- **Instructions for the task**: Your task is to count the lines of the entries below that include the word "name" and to give only the resulting number.

━━━ Working data ━━━

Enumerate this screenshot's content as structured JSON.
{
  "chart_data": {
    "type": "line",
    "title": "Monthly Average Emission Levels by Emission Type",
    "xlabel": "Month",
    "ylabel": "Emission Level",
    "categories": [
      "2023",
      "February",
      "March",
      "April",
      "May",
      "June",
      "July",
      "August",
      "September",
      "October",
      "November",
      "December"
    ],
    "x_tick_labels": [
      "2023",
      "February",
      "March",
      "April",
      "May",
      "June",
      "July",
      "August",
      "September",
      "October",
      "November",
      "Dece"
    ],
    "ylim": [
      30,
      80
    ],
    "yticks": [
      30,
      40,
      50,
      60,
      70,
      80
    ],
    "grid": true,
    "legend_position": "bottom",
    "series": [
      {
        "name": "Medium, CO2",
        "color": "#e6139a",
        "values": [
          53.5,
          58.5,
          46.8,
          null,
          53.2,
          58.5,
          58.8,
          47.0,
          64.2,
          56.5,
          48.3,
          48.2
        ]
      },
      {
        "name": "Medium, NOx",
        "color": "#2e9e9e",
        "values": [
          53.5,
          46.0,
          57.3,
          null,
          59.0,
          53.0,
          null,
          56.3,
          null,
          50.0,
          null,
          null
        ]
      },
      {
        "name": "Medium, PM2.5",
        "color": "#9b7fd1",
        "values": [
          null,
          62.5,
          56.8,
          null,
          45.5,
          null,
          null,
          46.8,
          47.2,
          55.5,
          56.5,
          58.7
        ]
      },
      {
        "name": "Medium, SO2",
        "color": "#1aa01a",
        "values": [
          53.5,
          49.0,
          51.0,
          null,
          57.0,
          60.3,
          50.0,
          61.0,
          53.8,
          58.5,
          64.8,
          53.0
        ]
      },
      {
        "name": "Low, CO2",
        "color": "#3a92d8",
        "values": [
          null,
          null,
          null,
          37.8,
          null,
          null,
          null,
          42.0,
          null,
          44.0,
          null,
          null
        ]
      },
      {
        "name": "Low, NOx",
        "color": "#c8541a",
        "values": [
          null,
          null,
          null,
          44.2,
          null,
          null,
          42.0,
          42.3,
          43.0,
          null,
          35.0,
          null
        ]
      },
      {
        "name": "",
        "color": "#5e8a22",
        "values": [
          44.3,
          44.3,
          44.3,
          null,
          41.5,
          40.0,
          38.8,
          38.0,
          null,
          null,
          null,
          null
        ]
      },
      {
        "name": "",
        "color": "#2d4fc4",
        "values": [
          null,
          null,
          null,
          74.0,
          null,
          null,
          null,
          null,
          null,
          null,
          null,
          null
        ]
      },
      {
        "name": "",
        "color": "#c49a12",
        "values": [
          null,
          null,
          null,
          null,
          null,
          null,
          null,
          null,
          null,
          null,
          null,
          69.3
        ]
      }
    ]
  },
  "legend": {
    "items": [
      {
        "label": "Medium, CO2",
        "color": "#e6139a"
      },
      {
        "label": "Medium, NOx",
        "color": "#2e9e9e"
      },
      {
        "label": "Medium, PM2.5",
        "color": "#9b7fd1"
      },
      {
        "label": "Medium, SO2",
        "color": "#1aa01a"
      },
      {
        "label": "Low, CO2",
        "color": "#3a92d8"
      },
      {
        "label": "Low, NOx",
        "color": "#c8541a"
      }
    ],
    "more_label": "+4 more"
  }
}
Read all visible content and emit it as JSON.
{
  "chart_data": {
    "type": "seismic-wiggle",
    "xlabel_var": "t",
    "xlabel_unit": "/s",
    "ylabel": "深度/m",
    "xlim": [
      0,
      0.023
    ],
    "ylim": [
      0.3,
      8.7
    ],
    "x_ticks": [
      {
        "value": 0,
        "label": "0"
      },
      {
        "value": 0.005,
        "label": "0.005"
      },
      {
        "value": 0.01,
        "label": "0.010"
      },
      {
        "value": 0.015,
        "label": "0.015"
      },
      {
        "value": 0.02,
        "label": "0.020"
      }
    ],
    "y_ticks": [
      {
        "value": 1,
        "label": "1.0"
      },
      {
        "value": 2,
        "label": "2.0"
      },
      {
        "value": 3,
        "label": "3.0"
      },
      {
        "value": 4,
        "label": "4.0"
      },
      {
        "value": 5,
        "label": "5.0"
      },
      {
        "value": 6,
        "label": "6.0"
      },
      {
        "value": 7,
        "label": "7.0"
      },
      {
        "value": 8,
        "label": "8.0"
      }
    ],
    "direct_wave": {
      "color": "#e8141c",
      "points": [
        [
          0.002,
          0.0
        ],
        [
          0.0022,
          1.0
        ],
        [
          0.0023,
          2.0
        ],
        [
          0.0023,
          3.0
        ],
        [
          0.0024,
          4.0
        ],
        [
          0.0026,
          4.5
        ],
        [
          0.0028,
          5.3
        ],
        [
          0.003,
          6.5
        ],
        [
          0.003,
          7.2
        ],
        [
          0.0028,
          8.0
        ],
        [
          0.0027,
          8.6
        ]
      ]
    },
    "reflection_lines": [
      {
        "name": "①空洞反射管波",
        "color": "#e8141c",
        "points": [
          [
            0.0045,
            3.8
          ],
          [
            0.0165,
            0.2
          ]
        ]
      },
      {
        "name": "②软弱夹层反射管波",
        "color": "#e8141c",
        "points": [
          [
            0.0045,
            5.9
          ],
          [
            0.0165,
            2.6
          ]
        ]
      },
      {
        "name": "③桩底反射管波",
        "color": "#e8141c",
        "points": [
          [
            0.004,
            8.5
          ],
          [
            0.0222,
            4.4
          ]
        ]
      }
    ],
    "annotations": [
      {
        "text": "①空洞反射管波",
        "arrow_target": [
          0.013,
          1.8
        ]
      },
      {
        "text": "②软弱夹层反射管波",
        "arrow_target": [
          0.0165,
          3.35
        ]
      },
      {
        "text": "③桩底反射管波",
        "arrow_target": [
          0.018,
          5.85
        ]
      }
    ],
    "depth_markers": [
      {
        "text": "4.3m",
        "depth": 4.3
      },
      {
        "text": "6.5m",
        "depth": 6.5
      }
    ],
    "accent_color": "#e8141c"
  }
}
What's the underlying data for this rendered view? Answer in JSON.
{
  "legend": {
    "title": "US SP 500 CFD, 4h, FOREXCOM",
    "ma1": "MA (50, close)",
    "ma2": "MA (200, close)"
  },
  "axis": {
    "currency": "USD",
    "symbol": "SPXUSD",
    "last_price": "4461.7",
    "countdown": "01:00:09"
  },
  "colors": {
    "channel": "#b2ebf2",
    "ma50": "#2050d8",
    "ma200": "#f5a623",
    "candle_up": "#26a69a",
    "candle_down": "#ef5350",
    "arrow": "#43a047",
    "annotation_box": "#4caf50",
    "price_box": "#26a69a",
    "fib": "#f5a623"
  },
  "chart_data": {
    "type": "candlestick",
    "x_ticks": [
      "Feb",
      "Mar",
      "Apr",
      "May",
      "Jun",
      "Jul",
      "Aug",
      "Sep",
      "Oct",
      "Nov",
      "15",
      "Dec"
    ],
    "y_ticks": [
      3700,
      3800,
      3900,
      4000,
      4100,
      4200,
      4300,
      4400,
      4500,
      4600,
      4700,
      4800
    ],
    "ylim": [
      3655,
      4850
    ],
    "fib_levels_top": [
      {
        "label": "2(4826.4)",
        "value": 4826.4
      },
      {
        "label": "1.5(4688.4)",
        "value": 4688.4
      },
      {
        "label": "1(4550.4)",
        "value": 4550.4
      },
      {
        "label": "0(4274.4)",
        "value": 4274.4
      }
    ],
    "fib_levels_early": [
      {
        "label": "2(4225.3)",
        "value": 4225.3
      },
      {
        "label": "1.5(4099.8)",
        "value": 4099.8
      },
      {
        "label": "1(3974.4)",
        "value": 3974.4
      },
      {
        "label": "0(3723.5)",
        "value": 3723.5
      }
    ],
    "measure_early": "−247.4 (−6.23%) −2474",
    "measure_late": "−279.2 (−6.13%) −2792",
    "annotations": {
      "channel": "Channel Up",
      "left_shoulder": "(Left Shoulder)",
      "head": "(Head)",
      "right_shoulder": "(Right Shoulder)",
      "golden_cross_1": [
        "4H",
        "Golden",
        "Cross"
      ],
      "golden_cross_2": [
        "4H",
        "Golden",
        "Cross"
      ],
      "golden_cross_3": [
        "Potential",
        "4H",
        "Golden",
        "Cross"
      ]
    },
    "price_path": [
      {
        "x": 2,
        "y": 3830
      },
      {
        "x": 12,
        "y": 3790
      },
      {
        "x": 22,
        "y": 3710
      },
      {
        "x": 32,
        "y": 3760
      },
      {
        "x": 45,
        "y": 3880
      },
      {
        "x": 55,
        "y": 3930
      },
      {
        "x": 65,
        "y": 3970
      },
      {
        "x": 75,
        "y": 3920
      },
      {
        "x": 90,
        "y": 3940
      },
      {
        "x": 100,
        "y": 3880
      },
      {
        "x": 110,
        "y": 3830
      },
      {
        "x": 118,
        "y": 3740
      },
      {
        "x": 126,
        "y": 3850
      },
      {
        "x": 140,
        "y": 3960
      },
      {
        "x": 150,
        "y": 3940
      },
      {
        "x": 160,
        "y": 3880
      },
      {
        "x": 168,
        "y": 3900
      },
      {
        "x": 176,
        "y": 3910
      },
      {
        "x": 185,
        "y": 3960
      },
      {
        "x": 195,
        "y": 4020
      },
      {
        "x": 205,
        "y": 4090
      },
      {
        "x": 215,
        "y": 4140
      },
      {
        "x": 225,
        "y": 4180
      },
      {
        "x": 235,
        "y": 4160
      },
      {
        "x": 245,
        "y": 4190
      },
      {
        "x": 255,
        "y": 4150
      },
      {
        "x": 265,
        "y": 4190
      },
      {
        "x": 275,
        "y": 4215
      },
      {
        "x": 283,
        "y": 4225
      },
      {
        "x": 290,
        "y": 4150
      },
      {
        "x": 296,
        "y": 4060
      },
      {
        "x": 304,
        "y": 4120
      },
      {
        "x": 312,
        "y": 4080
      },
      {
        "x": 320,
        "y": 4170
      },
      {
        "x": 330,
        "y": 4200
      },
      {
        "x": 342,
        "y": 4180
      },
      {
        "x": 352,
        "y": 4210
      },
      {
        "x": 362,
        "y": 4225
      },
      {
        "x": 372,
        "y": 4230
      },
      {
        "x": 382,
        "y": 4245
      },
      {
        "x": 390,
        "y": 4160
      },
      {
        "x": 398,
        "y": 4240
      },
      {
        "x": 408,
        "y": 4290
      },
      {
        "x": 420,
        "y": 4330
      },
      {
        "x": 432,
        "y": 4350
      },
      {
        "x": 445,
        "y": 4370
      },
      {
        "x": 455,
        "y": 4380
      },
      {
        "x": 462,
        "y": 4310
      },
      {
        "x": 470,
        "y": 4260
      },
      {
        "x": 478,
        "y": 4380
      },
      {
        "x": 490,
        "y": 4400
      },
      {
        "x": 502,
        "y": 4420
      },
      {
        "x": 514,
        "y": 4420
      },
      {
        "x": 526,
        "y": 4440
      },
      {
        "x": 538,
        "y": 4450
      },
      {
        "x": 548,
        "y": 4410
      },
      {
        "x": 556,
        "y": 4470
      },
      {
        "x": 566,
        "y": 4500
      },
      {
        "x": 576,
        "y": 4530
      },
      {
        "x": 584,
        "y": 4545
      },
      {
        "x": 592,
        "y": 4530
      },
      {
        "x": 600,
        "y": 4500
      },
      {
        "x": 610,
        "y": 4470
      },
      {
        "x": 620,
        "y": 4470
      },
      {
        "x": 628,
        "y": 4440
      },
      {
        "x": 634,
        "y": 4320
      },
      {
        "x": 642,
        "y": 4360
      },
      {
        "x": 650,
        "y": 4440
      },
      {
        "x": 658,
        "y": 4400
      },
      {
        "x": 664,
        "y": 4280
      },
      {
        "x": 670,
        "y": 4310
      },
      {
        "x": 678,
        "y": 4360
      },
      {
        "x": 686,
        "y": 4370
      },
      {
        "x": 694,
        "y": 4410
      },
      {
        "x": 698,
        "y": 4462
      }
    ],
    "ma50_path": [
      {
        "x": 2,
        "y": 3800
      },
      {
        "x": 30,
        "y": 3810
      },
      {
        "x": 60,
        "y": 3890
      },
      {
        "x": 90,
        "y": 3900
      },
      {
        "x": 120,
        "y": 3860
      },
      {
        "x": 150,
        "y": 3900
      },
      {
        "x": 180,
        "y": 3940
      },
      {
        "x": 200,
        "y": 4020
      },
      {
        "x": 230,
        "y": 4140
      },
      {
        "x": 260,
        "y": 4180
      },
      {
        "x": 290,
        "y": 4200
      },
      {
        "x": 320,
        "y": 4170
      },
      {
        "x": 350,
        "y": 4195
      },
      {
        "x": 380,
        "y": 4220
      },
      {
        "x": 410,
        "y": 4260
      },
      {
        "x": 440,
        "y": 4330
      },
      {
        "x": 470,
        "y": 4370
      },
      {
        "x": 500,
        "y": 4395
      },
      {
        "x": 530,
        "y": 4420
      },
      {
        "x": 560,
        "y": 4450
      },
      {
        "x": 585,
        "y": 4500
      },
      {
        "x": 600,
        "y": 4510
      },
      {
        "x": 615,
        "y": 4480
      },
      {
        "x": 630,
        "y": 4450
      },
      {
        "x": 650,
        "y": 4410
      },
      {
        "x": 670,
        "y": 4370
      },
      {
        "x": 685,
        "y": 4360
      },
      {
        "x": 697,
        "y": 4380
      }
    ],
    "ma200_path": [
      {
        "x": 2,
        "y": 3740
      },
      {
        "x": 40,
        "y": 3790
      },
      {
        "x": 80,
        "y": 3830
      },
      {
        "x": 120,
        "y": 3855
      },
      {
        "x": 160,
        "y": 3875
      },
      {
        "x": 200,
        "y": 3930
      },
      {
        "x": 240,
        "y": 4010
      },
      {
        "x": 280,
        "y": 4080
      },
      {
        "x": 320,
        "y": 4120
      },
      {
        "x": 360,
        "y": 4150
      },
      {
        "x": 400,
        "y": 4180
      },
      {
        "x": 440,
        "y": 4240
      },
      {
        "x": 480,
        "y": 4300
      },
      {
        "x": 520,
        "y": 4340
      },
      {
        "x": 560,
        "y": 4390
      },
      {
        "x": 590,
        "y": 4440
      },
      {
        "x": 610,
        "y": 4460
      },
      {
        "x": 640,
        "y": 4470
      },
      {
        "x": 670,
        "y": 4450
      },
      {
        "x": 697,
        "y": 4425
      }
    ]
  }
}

━━━

- **Written solution**: 12